Transcribe the entries below exactly; leave every image out.

- [Data rows]
******************************
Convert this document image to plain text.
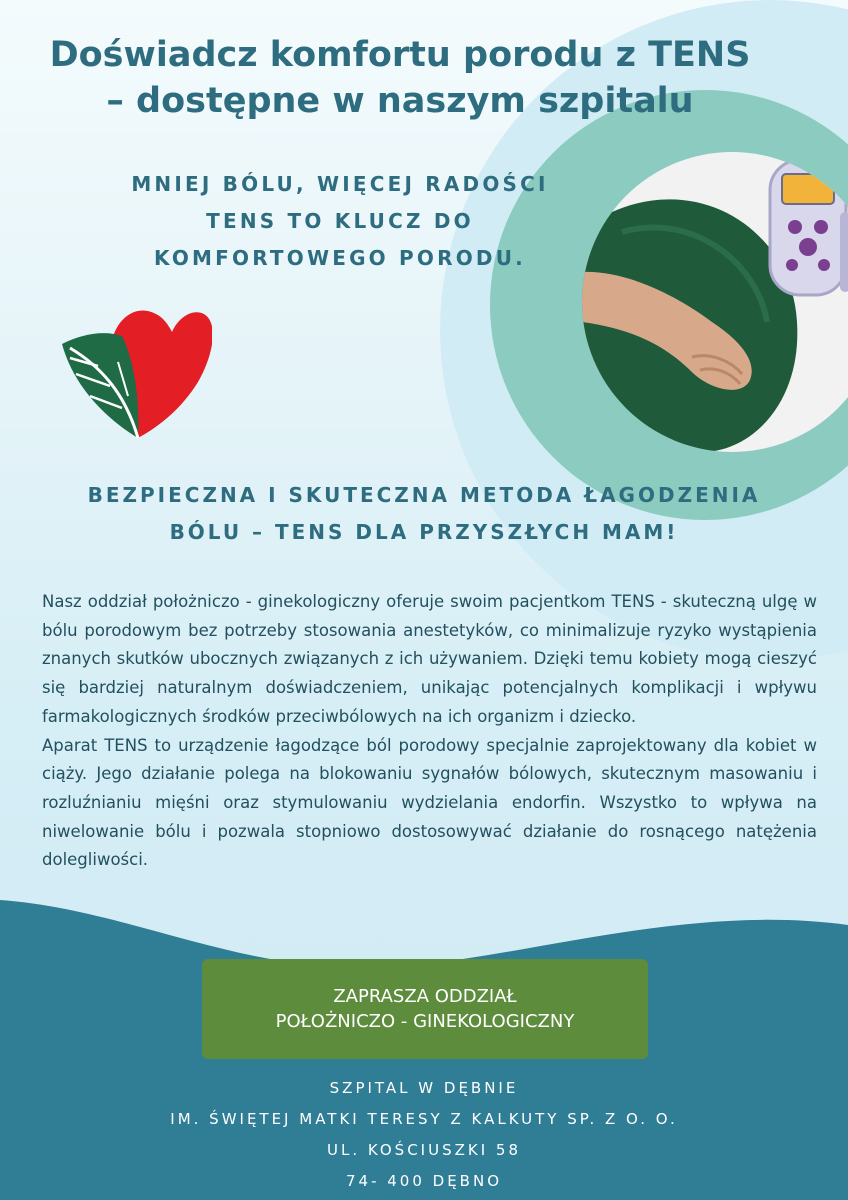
Doświadcz komfortu porodu z TENS
– dostępne w naszym szpitalu
MNIEJ BÓLU, WIĘCEJ RADOŚCI
TENS TO KLUCZ DO
KOMFORTOWEGO PORODU.
BEZPIECZNA I SKUTECZNA METODA ŁAGODZENIA
BÓLU – TENS DLA PRZYSZŁYCH MAM!

Nasz oddział położniczo - ginekologiczny oferuje swoim pacjentkom TENS - skuteczną ulgę w bólu porodowym bez potrzeby stosowania anestetyków, co minimalizuje ryzyko wystąpienia znanych skutków ubocznych związanych z ich używaniem. Dzięki temu kobiety mogą cieszyć się bardziej naturalnym doświadczeniem, unikając potencjalnych komplikacji i wpływu farmakologicznych środków przeciwbólowych na ich organizm i dziecko.

Aparat TENS to urządzenie łagodzące ból porodowy specjalnie zaprojektowany dla kobiet w ciąży. Jego działanie polega na blokowaniu sygnałów bólowych, skutecznym masowaniu i rozluźnianiu mięśni oraz stymulowaniu wydzielania endorfin. Wszystko to wpływa na niwelowanie bólu i pozwala stopniowo dostosowywać działanie do rosnącego natężenia dolegliwości.

ZAPRASZA ODDZIAŁ
POŁOŻNICZO - GINEKOLOGICZNY
SZPITAL W DĘBNIE
IM. ŚWIĘTEJ MATKI TERESY Z KALKUTY SP. Z O. O.
UL. KOŚCIUSZKI 58
74- 400 DĘBNO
******************************
- [Result of the task]
Convert this document image to plain text.
Doświadcz komfortu porodu z TENS
– dostępne w naszym szpitalu
MNIEJ BÓLU, WIĘCEJ RADOŚCI
TENS TO KLUCZ DO
KOMFORTOWEGO PORODU.
BEZPIECZNA I SKUTECZNA METODA ŁAGODZENIA
BÓLU – TENS DLA PRZYSZŁYCH MAM!

Nasz oddział położniczo - ginekologiczny oferuje swoim pacjentkom TENS - skuteczną ulgę w bólu porodowym bez potrzeby stosowania anestetyków, co minimalizuje ryzyko wystąpienia znanych skutków ubocznych związanych z ich używaniem. Dzięki temu kobiety mogą cieszyć się bardziej naturalnym doświadczeniem, unikając potencjalnych komplikacji i wpływu farmakologicznych środków przeciwbólowych na ich organizm i dziecko.

Aparat TENS to urządzenie łagodzące ból porodowy specjalnie zaprojektowany dla kobiet w ciąży. Jego działanie polega na blokowaniu sygnałów bólowych, skutecznym masowaniu i rozluźnianiu mięśni oraz stymulowaniu wydzielania endorfin. Wszystko to wpływa na niwelowanie bólu i pozwala stopniowo dostosowywać działanie do rosnącego natężenia dolegliwości.

ZAPRASZA ODDZIAŁ
POŁOŻNICZO - GINEKOLOGICZNY
SZPITAL W DĘBNIE
IM. ŚWIĘTEJ MATKI TERESY Z KALKUTY SP. Z O. O.
UL. KOŚCIUSZKI 58
74- 400 DĘBNO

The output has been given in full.